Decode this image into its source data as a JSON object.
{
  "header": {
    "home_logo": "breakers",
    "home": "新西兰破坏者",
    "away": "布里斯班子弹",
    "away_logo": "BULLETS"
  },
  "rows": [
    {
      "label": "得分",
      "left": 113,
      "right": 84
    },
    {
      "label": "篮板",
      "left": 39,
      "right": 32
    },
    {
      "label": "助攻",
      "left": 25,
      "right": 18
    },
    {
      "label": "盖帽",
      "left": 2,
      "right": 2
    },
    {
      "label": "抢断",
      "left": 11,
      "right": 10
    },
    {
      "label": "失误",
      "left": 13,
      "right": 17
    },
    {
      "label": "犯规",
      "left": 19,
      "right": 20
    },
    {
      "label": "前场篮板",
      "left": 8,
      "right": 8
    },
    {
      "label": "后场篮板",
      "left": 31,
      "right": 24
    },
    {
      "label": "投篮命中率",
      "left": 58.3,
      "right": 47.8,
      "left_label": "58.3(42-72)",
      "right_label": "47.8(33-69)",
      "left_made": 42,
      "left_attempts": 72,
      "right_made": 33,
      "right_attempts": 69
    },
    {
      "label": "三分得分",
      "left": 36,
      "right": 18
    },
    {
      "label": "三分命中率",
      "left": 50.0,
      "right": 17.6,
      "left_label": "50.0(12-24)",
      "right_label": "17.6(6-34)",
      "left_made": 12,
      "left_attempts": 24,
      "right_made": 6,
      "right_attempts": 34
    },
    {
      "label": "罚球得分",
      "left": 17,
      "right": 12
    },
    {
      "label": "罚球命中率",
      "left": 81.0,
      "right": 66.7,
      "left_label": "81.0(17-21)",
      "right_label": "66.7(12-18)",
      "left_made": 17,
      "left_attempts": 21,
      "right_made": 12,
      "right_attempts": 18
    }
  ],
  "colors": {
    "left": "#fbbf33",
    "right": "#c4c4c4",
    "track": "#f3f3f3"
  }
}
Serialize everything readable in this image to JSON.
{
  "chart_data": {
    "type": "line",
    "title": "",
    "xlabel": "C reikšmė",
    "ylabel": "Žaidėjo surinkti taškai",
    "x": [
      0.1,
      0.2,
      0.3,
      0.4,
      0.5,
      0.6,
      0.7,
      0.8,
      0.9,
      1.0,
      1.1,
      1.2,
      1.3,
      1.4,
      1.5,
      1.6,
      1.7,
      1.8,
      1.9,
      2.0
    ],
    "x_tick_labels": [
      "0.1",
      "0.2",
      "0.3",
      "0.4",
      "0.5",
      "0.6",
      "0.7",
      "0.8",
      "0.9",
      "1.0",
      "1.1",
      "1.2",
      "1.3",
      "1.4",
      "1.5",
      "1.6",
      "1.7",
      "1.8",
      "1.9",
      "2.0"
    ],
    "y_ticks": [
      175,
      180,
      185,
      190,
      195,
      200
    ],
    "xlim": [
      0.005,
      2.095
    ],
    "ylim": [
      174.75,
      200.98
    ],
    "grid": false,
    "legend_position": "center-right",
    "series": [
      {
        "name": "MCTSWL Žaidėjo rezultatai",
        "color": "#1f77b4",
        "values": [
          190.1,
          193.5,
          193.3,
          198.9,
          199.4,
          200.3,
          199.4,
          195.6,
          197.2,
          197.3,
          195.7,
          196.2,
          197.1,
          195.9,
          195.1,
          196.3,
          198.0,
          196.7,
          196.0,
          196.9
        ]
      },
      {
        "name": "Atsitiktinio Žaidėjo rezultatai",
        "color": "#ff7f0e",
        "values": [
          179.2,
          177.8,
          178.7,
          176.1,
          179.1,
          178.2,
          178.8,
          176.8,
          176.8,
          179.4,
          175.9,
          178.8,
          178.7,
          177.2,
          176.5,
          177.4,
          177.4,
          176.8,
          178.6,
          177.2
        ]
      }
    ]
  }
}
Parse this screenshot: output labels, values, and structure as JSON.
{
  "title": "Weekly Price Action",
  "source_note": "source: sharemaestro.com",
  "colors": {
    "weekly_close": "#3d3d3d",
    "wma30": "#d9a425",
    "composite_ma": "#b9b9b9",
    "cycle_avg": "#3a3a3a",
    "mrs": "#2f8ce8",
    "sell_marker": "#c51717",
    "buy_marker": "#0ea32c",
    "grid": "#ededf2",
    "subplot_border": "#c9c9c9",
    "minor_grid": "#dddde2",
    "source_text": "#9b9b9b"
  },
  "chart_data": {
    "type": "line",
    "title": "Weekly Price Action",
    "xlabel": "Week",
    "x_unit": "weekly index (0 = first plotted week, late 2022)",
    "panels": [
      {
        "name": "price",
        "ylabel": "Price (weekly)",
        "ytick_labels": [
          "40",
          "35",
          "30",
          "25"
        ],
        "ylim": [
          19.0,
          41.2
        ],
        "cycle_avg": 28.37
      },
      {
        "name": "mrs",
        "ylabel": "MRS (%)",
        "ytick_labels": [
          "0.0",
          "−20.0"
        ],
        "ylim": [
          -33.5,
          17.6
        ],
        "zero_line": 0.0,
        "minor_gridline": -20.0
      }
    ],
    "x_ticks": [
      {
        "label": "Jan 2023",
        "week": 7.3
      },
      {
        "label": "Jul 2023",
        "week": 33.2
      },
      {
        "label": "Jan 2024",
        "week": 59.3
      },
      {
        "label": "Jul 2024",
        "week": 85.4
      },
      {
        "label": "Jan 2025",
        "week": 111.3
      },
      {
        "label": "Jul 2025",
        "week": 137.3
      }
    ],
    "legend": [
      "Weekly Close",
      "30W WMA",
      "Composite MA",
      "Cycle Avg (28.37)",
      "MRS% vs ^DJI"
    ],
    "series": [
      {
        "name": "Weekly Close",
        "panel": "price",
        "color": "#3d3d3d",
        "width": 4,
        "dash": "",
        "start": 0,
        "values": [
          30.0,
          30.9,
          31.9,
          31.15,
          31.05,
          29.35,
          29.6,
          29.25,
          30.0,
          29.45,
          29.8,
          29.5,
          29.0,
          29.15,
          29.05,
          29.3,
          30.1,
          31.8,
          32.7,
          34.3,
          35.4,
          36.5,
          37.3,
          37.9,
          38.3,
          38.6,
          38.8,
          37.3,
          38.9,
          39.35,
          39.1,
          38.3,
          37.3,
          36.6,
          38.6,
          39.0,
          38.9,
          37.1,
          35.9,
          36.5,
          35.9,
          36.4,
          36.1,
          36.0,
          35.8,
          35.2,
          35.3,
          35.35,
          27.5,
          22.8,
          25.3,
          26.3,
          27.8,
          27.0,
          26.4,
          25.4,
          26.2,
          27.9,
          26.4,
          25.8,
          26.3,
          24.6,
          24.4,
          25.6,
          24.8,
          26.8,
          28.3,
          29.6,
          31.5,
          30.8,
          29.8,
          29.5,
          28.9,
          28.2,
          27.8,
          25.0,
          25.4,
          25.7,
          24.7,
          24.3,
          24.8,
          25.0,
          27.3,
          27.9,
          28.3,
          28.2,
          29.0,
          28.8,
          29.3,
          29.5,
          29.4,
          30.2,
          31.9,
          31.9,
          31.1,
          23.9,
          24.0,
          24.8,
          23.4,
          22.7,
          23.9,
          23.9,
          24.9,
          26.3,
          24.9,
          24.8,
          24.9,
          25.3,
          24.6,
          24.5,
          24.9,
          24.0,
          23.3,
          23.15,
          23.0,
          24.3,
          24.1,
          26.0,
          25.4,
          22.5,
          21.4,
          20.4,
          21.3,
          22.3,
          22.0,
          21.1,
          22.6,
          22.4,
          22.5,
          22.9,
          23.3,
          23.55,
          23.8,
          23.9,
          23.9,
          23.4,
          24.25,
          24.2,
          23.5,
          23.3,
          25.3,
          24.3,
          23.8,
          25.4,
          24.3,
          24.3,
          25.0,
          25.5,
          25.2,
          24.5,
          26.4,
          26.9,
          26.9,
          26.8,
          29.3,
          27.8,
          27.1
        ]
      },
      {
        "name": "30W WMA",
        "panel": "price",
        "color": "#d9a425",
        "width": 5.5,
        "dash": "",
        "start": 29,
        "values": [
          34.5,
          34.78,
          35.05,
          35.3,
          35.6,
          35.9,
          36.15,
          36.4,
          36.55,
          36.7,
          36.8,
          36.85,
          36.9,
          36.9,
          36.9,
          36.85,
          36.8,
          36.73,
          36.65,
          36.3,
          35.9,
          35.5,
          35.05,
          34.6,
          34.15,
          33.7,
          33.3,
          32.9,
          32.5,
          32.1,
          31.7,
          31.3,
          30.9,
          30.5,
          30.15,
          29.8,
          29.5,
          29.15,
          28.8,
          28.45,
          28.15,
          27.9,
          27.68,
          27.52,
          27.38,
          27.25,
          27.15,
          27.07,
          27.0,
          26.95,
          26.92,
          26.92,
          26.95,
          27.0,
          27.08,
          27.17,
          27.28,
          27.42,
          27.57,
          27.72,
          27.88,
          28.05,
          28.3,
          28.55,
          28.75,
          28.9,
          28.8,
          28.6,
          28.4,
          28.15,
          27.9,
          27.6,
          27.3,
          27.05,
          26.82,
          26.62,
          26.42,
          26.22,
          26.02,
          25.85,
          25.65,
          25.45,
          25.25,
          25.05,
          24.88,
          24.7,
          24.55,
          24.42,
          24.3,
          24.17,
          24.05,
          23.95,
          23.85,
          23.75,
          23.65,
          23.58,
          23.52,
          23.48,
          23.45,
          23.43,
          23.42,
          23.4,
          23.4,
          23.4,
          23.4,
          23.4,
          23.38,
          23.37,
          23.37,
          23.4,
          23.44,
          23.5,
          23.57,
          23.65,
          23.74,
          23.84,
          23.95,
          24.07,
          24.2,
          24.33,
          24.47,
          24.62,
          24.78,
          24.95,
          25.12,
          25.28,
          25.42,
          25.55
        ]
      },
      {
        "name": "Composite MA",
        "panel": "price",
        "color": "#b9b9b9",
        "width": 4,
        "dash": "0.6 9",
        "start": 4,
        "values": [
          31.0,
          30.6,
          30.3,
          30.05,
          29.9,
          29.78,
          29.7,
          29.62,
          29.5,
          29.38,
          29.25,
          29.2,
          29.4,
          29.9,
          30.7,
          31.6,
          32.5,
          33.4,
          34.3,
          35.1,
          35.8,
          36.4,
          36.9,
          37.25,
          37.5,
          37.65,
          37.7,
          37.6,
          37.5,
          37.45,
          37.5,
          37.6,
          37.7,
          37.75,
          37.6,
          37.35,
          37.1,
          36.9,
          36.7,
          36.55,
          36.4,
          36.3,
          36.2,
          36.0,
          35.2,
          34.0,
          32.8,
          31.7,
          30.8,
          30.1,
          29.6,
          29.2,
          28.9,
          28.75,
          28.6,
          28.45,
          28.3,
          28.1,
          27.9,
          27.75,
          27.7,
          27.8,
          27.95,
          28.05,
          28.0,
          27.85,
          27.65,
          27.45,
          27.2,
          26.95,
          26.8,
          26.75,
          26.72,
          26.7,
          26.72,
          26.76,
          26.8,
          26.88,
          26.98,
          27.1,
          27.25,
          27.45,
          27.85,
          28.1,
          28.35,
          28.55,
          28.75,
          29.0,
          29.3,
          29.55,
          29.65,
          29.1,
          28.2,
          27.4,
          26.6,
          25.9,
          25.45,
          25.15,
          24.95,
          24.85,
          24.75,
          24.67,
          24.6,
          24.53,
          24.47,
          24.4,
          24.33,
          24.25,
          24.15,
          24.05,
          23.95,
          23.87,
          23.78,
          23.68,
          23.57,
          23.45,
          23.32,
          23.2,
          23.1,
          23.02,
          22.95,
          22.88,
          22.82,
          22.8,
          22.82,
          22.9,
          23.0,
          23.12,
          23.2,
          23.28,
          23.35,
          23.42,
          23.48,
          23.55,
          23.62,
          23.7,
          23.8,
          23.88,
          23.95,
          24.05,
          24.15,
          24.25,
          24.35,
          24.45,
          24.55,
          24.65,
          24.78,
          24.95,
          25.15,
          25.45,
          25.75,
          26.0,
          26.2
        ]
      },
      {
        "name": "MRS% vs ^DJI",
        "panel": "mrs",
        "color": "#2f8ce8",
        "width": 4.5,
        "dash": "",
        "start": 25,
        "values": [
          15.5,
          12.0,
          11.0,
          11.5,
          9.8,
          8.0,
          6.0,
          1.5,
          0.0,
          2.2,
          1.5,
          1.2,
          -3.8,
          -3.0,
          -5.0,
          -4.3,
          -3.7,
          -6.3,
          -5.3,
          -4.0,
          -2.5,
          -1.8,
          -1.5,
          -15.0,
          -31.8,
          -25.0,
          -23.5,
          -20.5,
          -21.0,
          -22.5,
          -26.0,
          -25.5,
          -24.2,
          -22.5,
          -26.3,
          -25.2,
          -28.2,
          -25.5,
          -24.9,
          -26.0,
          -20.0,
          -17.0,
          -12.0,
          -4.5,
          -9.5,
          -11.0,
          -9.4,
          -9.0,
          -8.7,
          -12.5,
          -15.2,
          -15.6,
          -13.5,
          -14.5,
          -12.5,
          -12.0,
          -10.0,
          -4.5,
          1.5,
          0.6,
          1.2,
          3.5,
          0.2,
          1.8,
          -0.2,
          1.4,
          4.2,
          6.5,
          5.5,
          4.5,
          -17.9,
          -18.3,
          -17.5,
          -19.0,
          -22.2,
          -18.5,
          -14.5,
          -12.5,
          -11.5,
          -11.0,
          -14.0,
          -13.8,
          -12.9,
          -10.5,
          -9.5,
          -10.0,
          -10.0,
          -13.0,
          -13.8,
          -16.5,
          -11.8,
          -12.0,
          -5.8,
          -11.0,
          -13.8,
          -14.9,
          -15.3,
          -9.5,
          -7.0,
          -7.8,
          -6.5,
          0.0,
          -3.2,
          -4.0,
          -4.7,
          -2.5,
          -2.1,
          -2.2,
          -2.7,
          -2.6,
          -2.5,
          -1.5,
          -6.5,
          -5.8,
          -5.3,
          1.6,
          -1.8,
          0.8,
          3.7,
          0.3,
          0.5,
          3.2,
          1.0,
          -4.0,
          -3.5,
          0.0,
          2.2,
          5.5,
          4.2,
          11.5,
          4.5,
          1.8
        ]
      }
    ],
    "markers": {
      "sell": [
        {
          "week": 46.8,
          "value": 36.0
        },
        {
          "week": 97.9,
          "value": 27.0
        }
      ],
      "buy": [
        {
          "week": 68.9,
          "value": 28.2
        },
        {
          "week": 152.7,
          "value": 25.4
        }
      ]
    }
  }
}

========================================

**Given task:** Show each line holding the word "JSON".

**Right answer:**
Decode this image into its source data as a JSON object.
Serialize everything readable in this image to JSON.
Parse this screenshot: output labels, values, and structure as JSON.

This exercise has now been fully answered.